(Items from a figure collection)
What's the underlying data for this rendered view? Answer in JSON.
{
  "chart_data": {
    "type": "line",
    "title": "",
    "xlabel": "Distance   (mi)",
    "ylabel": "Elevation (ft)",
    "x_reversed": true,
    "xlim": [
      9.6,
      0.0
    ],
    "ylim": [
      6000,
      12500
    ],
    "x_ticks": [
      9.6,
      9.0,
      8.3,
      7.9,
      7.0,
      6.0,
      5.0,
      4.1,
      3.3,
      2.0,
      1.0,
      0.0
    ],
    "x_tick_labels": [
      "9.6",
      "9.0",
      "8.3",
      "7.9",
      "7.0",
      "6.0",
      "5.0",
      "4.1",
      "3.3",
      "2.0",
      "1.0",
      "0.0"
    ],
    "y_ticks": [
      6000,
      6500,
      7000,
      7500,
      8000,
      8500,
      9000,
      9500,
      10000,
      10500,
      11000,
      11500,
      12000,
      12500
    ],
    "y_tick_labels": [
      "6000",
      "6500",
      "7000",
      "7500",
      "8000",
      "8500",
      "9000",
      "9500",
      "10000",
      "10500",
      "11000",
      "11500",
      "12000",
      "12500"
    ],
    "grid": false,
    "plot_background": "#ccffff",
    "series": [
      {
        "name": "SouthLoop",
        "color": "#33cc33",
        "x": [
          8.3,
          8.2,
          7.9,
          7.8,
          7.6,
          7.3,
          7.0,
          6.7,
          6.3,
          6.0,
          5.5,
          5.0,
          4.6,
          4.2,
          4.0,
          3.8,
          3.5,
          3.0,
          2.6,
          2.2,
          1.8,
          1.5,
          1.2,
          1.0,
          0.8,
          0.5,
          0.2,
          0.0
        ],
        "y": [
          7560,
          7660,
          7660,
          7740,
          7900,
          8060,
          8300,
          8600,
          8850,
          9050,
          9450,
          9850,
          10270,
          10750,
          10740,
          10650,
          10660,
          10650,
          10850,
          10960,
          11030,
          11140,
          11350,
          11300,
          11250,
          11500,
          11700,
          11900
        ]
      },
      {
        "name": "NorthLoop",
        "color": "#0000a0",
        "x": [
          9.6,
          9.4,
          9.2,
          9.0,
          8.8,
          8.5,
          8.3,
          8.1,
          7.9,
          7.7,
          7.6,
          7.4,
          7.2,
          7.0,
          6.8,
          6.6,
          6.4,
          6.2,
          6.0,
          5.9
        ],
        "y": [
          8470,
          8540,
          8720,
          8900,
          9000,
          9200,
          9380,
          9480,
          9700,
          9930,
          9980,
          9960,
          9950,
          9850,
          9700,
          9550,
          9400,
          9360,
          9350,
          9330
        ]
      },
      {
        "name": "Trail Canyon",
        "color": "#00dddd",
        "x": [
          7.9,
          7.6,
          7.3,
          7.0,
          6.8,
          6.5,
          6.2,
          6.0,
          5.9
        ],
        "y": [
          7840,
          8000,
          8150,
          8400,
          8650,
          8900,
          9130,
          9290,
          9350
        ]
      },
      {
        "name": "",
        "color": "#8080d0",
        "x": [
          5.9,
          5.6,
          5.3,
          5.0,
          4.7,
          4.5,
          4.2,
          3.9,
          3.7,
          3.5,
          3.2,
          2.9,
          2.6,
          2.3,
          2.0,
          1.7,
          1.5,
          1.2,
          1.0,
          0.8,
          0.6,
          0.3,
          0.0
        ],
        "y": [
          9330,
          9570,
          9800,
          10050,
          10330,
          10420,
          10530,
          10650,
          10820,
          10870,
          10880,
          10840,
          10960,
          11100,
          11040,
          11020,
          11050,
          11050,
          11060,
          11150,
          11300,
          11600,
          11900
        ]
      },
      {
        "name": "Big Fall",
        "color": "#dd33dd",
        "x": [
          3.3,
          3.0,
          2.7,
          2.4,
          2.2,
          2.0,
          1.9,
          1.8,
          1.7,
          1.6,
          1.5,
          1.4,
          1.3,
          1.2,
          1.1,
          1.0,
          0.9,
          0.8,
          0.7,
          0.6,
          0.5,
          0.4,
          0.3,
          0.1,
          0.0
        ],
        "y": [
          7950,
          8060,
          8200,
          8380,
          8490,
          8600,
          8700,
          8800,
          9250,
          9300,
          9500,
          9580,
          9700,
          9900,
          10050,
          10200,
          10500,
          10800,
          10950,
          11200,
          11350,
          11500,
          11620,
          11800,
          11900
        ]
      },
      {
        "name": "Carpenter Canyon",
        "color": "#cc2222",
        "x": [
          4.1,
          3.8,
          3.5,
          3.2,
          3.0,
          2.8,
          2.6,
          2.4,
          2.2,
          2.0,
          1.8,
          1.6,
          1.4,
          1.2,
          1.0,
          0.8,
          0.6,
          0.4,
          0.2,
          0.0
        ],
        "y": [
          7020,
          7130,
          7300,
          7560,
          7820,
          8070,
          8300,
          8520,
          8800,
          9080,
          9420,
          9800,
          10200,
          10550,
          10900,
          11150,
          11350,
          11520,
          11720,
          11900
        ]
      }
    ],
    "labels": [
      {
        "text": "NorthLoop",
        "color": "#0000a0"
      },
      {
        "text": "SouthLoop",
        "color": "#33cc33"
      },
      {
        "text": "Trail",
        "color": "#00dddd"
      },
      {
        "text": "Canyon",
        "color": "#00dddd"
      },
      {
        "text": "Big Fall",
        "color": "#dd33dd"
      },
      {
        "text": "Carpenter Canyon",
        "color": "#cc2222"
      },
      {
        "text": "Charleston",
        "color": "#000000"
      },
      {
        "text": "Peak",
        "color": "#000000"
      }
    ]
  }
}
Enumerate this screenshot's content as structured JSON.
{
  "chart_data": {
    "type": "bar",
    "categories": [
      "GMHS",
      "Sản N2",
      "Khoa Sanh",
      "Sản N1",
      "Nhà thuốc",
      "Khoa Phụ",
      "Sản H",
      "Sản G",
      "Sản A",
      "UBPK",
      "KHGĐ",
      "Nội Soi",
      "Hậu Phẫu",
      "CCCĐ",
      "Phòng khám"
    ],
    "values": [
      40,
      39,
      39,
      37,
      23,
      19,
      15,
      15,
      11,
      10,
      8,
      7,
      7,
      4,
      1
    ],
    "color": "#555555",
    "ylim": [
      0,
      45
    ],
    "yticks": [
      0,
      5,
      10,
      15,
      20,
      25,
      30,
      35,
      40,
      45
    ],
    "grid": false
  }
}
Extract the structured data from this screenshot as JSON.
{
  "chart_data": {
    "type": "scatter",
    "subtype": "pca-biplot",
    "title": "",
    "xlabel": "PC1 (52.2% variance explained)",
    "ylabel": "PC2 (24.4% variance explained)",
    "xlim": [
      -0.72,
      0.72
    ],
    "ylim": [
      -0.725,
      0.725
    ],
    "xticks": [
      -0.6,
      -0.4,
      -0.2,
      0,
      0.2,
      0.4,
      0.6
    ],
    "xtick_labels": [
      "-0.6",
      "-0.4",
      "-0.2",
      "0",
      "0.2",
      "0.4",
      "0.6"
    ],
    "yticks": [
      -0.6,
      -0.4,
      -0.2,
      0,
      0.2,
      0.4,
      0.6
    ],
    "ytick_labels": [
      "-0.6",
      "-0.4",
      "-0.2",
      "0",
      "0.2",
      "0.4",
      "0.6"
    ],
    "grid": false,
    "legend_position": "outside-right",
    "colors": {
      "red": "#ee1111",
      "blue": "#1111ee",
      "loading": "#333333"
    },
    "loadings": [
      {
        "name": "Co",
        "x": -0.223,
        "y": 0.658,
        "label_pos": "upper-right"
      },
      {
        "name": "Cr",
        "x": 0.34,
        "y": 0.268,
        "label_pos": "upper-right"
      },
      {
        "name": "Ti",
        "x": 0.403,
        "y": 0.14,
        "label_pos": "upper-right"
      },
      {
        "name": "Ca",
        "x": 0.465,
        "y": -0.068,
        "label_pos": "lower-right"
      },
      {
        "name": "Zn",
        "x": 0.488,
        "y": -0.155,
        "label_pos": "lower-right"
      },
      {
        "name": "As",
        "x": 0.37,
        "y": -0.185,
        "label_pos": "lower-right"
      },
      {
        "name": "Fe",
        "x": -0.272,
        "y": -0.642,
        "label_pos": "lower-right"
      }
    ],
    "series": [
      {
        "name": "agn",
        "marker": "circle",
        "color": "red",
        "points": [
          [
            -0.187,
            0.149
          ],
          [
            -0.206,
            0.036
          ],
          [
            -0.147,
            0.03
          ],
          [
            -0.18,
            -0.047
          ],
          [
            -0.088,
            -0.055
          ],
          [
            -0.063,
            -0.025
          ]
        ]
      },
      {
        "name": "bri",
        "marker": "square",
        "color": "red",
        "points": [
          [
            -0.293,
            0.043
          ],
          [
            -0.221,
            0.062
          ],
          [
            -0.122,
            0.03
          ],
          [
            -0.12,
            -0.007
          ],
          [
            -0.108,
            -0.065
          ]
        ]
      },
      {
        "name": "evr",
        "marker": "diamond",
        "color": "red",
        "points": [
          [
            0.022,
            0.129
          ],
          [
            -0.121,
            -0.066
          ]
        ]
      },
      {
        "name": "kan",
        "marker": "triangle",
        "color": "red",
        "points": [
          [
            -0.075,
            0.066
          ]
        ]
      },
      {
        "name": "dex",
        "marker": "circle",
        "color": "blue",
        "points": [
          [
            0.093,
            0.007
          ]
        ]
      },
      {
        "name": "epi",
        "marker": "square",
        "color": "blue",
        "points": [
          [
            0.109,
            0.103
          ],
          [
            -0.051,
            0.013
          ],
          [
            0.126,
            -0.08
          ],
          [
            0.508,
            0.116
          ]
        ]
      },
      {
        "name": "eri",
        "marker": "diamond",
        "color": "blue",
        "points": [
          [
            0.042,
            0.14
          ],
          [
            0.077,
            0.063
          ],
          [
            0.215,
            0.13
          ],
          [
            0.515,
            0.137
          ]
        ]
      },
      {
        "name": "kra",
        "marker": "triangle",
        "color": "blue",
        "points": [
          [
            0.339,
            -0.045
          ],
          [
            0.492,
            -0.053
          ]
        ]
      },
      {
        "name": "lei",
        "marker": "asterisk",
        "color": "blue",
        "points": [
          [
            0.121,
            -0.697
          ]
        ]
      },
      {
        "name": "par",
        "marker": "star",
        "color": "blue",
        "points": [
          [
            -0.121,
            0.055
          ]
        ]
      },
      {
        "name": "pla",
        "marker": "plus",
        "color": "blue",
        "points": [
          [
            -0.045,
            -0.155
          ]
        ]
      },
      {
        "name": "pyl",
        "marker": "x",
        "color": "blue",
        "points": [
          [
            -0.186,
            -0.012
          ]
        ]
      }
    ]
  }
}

## Problem
Return each line of the data that contains the string "variance".

## Solution to this task
    "xlabel": "PC1 (52.2% variance explained)",
    "ylabel": "PC2 (24.4% variance explained)",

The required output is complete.